WHAT YOU HAVE TO DO
Reproduce all of the data word for word.

Extracts from a graphics dataset
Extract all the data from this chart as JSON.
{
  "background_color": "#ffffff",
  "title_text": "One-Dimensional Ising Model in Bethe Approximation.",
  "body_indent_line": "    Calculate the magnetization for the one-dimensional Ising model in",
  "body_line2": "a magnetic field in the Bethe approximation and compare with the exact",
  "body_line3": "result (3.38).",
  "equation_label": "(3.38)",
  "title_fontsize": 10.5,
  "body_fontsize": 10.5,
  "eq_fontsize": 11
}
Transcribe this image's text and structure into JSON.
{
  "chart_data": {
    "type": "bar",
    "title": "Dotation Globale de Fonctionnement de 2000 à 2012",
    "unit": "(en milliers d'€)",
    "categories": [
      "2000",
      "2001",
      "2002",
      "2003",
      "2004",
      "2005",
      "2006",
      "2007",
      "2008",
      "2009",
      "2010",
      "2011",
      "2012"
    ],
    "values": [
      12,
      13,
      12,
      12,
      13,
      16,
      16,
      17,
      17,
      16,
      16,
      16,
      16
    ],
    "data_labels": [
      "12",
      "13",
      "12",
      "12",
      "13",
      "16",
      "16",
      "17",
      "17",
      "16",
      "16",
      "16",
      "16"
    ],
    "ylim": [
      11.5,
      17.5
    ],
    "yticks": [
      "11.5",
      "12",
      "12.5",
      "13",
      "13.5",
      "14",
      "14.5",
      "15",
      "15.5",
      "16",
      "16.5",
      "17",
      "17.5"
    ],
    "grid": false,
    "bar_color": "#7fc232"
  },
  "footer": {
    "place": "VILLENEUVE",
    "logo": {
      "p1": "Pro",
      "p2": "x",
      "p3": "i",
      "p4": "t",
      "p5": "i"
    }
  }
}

FINISHED ANSWER
Extract all the data from this chart as JSON.
{
  "background_color": "#ffffff",
  "title_text": "One-Dimensional Ising Model in Bethe Approximation.",
  "body_indent_line": "    Calculate the magnetization for the one-dimensional Ising model in",
  "body_line2": "a magnetic field in the Bethe approximation and compare with the exact",
  "body_line3": "result (3.38).",
  "equation_label": "(3.38)",
  "title_fontsize": 10.5,
  "body_fontsize": 10.5,
  "eq_fontsize": 11
}
Transcribe this image's text and structure into JSON.
{
  "chart_data": {
    "type": "bar",
    "title": "Dotation Globale de Fonctionnement de 2000 à 2012",
    "unit": "(en milliers d'€)",
    "categories": [
      "2000",
      "2001",
      "2002",
      "2003",
      "2004",
      "2005",
      "2006",
      "2007",
      "2008",
      "2009",
      "2010",
      "2011",
      "2012"
    ],
    "values": [
      12,
      13,
      12,
      12,
      13,
      16,
      16,
      17,
      17,
      16,
      16,
      16,
      16
    ],
    "data_labels": [
      "12",
      "13",
      "12",
      "12",
      "13",
      "16",
      "16",
      "17",
      "17",
      "16",
      "16",
      "16",
      "16"
    ],
    "ylim": [
      11.5,
      17.5
    ],
    "yticks": [
      "11.5",
      "12",
      "12.5",
      "13",
      "13.5",
      "14",
      "14.5",
      "15",
      "15.5",
      "16",
      "16.5",
      "17",
      "17.5"
    ],
    "grid": false,
    "bar_color": "#7fc232"
  },
  "footer": {
    "place": "VILLENEUVE",
    "logo": {
      "p1": "Pro",
      "p2": "x",
      "p3": "i",
      "p4": "t",
      "p5": "i"
    }
  }
}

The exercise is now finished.